■ Written task: For the material that follows, list every line containing the word "کہتے".

--- Begin Extracted information ---

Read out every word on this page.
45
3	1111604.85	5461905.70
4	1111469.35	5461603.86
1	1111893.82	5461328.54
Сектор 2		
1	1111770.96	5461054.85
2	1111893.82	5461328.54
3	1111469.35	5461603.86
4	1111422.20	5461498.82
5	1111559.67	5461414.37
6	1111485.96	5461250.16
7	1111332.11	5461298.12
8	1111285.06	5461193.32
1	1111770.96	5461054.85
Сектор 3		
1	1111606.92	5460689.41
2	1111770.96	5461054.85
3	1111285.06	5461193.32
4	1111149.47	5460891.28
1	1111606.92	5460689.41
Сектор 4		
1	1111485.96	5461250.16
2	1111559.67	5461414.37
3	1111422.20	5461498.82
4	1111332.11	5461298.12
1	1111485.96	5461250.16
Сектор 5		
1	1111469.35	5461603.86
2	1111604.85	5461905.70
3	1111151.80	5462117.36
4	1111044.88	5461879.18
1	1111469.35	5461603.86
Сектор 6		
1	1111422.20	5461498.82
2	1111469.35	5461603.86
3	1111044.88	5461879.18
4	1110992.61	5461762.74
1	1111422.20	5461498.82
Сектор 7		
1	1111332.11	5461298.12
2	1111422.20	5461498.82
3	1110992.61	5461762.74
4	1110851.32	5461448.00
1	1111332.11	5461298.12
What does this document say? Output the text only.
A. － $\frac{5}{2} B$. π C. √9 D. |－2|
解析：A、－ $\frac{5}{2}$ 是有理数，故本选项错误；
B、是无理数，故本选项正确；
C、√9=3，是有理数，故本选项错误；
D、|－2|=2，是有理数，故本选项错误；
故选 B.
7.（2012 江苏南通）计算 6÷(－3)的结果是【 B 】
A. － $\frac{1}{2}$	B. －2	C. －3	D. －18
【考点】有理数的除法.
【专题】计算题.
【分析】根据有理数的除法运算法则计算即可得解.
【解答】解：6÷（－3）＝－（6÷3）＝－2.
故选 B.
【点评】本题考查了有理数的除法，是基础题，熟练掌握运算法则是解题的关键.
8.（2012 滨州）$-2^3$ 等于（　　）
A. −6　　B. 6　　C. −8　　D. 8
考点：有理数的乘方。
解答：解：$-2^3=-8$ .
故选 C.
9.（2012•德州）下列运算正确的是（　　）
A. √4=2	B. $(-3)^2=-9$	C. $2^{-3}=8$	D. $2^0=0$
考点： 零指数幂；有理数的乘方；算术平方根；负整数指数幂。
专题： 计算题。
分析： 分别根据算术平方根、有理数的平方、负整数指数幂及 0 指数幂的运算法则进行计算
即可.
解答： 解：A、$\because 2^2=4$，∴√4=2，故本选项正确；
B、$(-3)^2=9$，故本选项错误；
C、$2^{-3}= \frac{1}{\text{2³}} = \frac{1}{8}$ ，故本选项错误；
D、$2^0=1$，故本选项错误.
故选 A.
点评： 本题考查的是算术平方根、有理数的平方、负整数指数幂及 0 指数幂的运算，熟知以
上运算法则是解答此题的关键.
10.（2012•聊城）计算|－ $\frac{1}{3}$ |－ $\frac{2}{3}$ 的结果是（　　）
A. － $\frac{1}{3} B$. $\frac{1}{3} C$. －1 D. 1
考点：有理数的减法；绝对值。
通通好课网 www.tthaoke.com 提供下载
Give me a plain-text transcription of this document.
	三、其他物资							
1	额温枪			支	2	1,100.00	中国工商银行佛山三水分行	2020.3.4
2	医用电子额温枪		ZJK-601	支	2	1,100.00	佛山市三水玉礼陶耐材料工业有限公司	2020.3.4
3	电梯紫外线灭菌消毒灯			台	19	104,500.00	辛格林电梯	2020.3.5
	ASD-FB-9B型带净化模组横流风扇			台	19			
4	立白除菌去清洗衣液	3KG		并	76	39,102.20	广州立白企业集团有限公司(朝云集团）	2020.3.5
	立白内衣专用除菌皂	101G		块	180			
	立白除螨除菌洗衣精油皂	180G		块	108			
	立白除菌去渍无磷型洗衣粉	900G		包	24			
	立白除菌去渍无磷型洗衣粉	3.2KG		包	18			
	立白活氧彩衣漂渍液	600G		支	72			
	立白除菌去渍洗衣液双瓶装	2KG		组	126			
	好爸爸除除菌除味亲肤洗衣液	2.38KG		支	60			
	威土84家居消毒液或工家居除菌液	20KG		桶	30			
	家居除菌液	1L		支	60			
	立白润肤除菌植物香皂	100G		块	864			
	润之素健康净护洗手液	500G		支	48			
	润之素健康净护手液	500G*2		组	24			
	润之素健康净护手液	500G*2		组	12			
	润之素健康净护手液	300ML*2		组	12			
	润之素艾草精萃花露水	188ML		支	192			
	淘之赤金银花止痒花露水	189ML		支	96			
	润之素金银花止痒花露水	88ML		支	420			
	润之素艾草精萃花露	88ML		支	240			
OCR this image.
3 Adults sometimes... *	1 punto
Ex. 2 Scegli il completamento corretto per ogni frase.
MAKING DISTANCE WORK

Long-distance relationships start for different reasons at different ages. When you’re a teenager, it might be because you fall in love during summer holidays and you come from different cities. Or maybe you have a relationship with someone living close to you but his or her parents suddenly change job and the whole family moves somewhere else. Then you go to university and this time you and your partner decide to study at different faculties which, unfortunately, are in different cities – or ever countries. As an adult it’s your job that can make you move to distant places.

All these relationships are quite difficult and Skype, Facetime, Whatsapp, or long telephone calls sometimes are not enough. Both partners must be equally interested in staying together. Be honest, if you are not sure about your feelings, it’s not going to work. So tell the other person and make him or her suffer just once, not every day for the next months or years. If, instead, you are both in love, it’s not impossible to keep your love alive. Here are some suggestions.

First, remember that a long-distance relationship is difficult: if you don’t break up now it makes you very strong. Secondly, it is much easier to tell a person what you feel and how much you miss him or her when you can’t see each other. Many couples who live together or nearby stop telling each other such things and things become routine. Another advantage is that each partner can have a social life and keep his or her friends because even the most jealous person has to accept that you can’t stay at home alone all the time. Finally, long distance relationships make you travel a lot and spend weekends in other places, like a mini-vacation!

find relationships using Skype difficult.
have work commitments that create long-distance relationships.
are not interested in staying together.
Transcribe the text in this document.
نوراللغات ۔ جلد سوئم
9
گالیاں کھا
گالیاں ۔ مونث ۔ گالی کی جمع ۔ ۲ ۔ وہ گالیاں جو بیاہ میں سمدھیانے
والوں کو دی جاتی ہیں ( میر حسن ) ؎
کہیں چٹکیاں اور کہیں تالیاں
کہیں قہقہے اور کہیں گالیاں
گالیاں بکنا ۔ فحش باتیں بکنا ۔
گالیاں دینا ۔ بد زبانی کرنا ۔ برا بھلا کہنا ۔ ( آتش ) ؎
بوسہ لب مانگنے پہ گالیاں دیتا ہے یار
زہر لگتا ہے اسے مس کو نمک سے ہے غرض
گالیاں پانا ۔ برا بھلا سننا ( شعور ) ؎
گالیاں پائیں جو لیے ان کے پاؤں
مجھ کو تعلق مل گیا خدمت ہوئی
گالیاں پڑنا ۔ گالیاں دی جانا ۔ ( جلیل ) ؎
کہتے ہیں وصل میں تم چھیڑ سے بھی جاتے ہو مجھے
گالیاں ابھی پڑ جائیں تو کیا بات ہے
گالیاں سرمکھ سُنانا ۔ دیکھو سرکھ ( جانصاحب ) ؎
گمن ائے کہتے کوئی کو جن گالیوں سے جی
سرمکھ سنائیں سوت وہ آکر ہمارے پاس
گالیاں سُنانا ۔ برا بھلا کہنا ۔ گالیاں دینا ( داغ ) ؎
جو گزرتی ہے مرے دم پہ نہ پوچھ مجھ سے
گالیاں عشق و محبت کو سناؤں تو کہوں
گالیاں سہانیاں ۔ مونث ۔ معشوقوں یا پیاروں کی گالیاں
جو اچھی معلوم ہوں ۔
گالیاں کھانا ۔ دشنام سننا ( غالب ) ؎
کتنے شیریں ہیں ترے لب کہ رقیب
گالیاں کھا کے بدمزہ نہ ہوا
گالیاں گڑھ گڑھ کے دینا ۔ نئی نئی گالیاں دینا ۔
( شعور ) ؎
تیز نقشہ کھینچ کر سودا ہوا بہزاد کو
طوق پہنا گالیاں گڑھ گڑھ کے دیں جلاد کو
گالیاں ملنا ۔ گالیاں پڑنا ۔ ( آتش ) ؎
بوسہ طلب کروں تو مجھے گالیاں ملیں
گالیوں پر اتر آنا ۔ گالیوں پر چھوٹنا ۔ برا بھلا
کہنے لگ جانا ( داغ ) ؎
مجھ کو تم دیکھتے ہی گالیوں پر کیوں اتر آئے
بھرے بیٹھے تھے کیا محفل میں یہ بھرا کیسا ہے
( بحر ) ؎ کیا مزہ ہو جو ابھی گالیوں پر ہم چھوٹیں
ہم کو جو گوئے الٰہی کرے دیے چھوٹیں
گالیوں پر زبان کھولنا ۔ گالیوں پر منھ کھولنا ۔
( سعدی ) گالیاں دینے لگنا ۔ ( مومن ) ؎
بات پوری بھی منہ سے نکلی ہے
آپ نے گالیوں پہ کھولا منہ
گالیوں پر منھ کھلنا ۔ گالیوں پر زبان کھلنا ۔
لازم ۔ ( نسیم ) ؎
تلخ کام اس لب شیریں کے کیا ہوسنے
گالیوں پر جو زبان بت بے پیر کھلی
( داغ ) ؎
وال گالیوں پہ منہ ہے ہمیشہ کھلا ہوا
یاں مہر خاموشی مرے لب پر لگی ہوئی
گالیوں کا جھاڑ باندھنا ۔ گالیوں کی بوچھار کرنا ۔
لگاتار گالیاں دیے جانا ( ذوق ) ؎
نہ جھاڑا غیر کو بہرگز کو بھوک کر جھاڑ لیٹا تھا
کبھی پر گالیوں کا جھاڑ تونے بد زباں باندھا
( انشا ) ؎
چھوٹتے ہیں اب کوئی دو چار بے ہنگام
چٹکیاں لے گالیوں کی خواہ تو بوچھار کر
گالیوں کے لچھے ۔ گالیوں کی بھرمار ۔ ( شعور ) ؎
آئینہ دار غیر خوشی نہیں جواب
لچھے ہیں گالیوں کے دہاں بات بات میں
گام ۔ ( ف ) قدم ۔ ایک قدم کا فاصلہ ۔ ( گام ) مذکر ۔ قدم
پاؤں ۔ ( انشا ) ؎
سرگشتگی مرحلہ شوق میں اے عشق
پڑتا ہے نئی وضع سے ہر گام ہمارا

--- End Extracted information ---

■ Exercise solution:
کہتے ہیں وصل میں تم چھیڑ سے بھی جاتے ہو مجھے
گمن ائے کہتے کوئی کو جن گالیوں سے جی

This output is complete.